| Stored data |
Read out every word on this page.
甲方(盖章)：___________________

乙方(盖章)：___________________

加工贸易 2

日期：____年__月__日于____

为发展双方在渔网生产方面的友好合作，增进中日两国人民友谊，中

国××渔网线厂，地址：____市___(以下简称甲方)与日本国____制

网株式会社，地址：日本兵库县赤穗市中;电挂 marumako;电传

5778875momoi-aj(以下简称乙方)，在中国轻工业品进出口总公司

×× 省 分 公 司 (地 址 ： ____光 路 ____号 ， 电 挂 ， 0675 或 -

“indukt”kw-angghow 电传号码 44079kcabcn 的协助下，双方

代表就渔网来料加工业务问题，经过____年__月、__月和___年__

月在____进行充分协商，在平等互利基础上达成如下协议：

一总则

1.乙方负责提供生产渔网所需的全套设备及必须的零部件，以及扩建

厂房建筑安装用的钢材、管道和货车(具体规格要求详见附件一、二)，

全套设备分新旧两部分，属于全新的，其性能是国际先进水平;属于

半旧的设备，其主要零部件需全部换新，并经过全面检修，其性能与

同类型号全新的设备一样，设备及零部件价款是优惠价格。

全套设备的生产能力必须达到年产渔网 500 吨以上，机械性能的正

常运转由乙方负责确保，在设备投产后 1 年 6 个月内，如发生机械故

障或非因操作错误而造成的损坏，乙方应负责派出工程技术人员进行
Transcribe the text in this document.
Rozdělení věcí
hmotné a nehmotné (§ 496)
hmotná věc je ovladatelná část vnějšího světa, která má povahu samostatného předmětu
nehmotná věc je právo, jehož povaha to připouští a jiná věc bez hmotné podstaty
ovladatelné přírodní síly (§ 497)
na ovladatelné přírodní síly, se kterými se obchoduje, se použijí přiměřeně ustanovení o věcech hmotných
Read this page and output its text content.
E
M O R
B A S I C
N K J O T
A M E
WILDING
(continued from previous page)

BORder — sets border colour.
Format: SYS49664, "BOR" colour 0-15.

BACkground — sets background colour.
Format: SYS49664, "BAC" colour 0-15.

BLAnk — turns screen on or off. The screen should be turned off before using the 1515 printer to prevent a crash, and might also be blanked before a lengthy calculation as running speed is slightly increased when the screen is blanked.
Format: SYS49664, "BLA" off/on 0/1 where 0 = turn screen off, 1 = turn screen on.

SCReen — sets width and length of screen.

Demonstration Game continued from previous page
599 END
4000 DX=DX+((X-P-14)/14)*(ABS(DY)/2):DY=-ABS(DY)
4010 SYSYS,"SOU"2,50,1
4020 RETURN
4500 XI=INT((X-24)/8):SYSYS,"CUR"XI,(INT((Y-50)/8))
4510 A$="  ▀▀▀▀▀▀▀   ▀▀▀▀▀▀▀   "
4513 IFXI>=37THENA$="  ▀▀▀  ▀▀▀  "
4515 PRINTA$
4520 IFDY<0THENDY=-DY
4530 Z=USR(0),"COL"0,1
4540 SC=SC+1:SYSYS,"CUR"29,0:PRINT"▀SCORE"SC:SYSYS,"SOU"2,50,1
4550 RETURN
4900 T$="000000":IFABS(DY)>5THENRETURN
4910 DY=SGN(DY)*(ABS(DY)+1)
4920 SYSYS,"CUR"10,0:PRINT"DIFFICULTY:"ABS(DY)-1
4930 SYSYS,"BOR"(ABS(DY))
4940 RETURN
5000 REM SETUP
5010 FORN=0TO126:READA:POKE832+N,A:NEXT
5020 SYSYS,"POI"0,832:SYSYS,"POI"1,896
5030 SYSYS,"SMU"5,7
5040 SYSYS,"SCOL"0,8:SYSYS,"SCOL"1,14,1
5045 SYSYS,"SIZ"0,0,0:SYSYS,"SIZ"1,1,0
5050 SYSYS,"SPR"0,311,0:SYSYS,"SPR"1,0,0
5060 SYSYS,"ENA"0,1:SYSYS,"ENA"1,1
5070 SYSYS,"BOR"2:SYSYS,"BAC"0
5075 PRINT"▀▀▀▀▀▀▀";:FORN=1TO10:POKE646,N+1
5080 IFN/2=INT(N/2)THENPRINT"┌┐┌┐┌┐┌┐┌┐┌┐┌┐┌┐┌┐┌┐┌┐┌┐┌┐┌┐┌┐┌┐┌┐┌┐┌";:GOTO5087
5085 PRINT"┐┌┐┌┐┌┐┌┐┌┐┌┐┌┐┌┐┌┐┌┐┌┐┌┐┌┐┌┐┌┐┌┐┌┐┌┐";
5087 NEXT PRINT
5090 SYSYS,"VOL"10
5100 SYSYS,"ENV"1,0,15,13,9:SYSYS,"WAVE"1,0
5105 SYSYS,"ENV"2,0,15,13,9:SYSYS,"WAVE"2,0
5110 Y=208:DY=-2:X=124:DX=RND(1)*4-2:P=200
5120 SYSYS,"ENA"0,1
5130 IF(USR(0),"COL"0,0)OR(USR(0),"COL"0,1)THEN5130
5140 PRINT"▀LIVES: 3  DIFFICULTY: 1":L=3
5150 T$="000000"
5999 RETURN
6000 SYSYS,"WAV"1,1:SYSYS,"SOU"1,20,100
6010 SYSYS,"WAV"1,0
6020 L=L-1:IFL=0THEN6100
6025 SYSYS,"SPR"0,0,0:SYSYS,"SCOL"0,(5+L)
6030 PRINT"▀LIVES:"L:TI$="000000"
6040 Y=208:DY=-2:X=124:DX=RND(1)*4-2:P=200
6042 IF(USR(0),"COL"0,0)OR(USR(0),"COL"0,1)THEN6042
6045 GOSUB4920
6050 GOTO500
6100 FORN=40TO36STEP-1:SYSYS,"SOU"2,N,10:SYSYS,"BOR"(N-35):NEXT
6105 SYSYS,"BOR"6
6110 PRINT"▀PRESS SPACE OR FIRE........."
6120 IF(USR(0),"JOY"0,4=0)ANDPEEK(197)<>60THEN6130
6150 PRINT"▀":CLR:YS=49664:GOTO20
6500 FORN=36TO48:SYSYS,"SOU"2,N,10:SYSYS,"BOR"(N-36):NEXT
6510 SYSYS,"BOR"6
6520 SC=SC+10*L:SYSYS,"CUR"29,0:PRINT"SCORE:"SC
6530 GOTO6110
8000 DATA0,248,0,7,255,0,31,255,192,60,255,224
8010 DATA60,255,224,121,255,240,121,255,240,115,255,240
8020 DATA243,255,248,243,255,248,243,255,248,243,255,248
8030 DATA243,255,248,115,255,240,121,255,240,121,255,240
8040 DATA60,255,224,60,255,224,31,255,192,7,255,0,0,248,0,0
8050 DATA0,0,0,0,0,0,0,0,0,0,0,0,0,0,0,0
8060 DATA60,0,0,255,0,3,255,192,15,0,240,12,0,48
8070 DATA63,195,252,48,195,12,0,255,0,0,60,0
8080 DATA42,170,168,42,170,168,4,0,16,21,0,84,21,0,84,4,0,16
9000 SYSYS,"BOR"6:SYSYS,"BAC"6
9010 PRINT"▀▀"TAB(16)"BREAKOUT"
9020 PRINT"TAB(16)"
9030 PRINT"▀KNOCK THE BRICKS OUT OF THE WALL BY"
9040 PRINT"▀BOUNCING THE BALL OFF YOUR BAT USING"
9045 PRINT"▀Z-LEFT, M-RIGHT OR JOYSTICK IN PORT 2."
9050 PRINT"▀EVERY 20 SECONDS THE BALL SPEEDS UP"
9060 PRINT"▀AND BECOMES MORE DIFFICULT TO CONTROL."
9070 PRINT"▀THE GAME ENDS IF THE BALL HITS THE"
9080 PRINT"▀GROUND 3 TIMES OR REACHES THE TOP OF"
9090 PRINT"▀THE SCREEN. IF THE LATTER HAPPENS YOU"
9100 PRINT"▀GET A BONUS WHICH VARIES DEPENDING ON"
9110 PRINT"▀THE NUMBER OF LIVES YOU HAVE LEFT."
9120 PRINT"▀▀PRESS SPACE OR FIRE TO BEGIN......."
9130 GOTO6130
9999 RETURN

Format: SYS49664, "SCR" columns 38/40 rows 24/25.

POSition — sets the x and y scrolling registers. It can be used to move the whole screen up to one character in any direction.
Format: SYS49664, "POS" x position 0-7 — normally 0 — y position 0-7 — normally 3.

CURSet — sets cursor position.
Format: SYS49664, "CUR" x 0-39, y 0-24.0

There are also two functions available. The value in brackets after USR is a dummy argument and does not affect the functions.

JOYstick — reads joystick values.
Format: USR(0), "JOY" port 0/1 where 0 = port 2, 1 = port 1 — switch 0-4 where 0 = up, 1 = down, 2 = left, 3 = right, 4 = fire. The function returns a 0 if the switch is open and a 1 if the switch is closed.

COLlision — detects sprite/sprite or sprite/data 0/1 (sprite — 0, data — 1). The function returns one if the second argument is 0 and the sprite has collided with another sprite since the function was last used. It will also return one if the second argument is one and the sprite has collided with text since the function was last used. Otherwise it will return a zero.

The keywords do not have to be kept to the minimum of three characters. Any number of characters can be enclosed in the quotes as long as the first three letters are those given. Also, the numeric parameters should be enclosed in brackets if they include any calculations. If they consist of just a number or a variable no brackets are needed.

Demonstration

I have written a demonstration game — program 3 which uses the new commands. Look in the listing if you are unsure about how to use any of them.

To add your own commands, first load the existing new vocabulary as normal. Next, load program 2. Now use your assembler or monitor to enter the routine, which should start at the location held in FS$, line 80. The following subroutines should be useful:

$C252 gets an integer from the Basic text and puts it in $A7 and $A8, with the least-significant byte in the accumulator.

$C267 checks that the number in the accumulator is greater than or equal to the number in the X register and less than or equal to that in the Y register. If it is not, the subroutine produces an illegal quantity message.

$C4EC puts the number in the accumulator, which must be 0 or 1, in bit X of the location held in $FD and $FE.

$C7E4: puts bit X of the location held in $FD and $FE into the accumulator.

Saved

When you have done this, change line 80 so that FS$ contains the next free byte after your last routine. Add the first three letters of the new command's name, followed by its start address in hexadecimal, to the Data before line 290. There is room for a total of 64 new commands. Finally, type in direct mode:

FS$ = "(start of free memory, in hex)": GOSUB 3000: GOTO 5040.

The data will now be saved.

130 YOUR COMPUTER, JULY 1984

| Problem statement |
Copy out each line of the material that holds the word "colour".

| Task response |
BORder — sets border colour.
Format: SYS49664, "BOR" colour 0-15.
BACkground — sets background colour.
Format: SYS49664, "BAC" colour 0-15.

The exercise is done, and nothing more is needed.